● **Input material**

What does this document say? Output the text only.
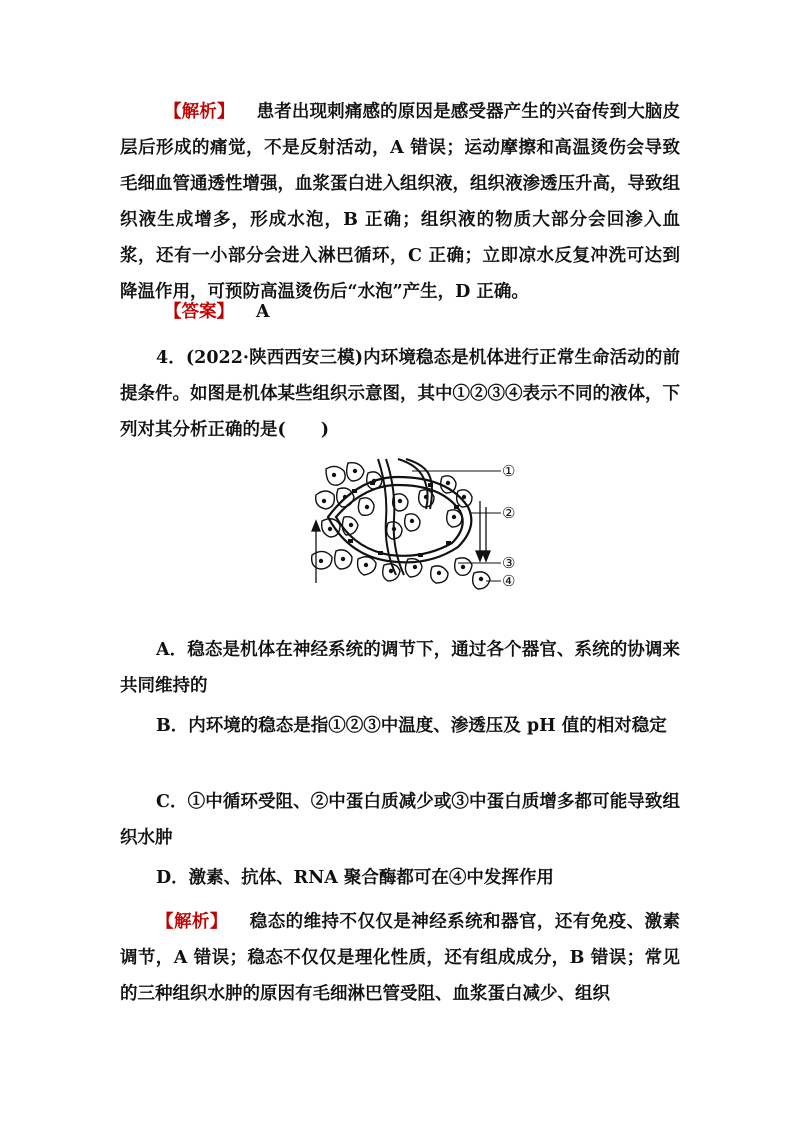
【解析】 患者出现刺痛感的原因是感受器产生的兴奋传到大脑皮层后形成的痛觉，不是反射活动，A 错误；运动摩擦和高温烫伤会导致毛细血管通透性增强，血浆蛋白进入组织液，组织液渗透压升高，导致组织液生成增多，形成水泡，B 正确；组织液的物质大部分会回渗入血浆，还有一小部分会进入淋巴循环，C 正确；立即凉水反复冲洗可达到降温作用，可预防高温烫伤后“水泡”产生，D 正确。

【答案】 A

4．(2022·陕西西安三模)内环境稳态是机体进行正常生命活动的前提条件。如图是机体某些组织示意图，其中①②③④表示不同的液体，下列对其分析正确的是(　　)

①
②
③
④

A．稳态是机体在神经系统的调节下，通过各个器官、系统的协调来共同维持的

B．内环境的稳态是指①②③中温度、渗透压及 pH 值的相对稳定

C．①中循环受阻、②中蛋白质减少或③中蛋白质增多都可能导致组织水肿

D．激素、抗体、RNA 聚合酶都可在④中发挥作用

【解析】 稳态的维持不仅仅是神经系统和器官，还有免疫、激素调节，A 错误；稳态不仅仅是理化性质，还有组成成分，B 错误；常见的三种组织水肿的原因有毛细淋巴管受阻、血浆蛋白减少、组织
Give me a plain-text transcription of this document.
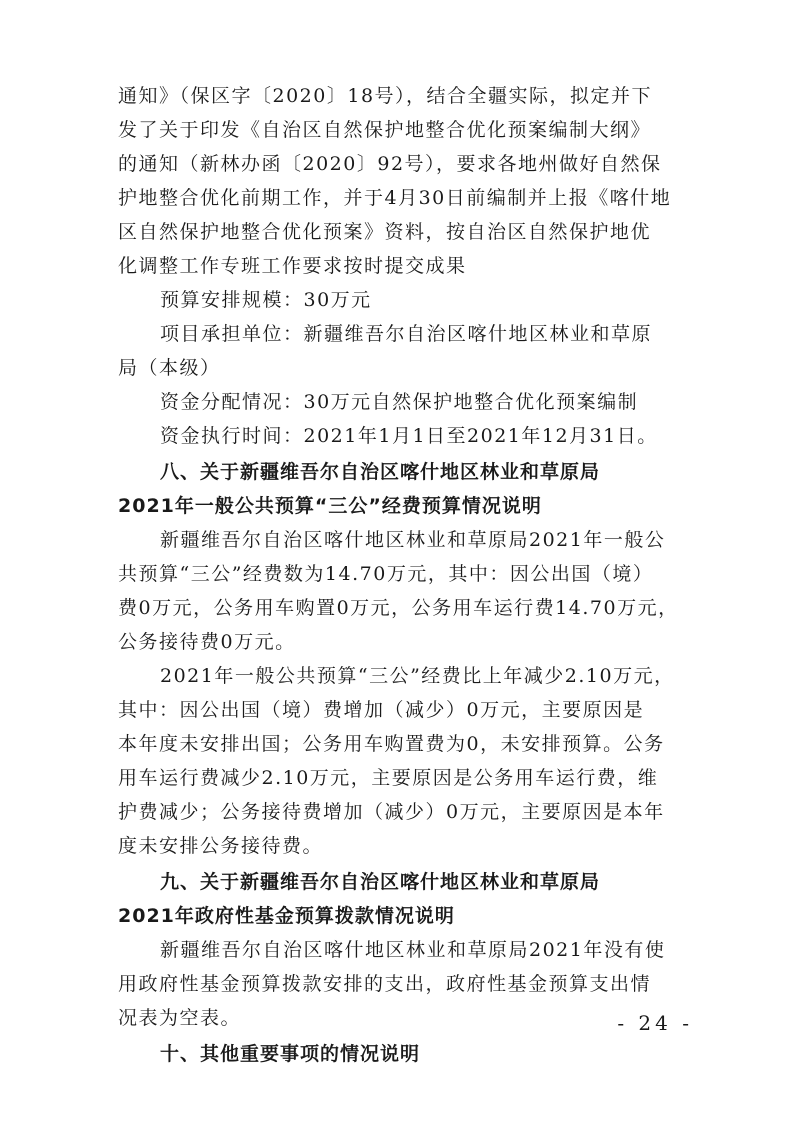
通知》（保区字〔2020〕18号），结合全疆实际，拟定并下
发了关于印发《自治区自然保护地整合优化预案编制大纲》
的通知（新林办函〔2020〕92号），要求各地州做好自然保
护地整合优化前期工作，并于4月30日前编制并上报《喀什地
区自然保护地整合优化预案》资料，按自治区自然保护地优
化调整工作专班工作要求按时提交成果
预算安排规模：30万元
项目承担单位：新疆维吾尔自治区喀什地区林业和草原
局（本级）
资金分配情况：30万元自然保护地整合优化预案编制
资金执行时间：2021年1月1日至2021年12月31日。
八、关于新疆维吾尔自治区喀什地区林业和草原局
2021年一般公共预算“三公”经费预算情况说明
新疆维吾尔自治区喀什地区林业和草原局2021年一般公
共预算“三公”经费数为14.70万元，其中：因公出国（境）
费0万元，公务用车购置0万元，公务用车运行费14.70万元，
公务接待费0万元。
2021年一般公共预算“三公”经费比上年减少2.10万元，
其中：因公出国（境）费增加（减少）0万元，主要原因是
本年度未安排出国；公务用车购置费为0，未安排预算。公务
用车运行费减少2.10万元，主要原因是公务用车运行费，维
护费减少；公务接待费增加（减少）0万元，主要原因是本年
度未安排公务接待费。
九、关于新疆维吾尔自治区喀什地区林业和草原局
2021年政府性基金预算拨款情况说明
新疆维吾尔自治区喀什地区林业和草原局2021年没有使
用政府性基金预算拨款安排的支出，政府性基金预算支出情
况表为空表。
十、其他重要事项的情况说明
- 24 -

● **Exercise task**
Report the number of lines that include the string "因公出国"; return nothing but the count.

● **Finished answer**
2